= WRITTEN INSTRUCTION =
Return all lines with the word "color" in them.

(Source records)

○ ○ ○

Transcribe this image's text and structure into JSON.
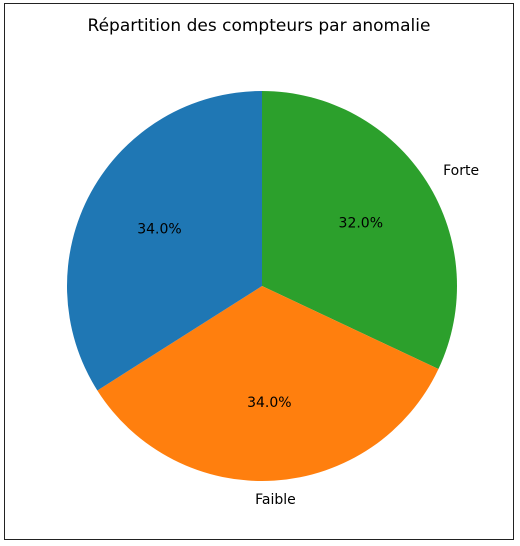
{
  "chart_data": {
    "type": "pie",
    "title": "Répartition des compteurs par anomalie",
    "slices": [
      {
        "label": "Forte",
        "value": 32.0,
        "pct_label": "32.0%",
        "color": "#2ca02c"
      },
      {
        "label": "Faible",
        "value": 34.0,
        "pct_label": "34.0%",
        "color": "#ff7f0e"
      },
      {
        "label": "",
        "value": 34.0,
        "pct_label": "34.0%",
        "color": "#1f77b4"
      }
    ],
    "start_angle": 90,
    "direction": "clockwise"
  }
}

○ ○ ○

= ANSWER IN FULL =
        "color": "#2ca02c"
        "color": "#ff7f0e"
        "color": "#1f77b4"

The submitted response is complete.